**EXERCISE DIRECTIONS**
Using the records that follow, copy every line containing the word "this".

**RECORDS SHOWN**
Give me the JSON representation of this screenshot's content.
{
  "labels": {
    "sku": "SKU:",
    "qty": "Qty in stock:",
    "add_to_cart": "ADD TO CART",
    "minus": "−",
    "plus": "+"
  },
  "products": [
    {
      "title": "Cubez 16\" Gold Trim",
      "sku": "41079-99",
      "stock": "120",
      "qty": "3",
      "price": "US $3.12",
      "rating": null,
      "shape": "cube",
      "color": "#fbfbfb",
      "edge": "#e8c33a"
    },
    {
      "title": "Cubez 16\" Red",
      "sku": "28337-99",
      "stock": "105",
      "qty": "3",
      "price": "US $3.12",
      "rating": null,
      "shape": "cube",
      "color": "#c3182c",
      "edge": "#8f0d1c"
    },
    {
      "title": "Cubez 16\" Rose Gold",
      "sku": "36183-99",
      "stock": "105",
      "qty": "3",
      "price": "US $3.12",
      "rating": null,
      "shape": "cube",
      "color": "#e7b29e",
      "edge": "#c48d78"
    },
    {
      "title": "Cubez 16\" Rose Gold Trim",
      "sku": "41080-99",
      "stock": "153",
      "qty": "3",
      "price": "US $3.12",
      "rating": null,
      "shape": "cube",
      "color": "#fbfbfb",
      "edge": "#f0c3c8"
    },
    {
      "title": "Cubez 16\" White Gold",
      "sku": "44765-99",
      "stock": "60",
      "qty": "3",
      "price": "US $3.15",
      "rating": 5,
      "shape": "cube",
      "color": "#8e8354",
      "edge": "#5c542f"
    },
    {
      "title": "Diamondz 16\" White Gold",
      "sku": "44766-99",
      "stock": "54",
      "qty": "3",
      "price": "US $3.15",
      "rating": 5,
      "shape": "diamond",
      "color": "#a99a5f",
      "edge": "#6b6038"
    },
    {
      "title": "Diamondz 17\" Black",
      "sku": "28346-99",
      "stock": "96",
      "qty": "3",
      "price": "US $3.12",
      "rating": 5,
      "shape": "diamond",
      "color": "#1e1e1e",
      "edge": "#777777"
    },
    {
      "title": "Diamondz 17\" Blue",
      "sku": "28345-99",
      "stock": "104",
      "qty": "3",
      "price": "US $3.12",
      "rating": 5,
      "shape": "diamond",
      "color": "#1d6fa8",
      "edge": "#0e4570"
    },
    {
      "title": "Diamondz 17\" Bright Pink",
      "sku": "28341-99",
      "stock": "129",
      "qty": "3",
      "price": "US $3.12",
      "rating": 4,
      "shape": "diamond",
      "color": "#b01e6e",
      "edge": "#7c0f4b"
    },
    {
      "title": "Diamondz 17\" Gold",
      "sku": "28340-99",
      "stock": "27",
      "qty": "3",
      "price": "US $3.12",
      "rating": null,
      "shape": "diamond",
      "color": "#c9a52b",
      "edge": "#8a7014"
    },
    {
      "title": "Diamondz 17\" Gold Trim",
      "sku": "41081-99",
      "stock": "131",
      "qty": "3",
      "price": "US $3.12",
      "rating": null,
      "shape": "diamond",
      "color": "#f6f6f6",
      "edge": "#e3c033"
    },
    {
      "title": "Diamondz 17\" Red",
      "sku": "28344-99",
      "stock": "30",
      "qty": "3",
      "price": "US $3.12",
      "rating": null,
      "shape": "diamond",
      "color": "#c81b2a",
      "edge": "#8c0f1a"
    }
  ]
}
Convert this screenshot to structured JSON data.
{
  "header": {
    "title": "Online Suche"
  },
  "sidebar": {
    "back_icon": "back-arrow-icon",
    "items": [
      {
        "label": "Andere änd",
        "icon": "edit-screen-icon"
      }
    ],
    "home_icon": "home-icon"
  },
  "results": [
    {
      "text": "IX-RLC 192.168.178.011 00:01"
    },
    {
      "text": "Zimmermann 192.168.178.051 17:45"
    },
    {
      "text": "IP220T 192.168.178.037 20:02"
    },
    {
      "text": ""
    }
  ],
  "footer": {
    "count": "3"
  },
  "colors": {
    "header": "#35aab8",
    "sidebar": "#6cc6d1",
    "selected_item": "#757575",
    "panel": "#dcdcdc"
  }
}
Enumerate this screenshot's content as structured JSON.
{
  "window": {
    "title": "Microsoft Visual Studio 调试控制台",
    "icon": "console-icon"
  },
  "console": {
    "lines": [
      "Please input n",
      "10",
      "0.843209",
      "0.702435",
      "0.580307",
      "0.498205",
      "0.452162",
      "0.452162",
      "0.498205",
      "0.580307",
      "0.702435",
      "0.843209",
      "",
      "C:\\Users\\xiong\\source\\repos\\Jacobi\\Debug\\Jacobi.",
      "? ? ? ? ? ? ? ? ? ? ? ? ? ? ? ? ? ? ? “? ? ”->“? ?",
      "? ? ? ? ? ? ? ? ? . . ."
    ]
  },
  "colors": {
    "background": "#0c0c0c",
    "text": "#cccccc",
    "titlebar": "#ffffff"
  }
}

**RESPONSE TO THE EXERCISE**
Give me the JSON representation of this screenshot's content.
Convert this screenshot to structured JSON data.
Enumerate this screenshot's content as structured JSON.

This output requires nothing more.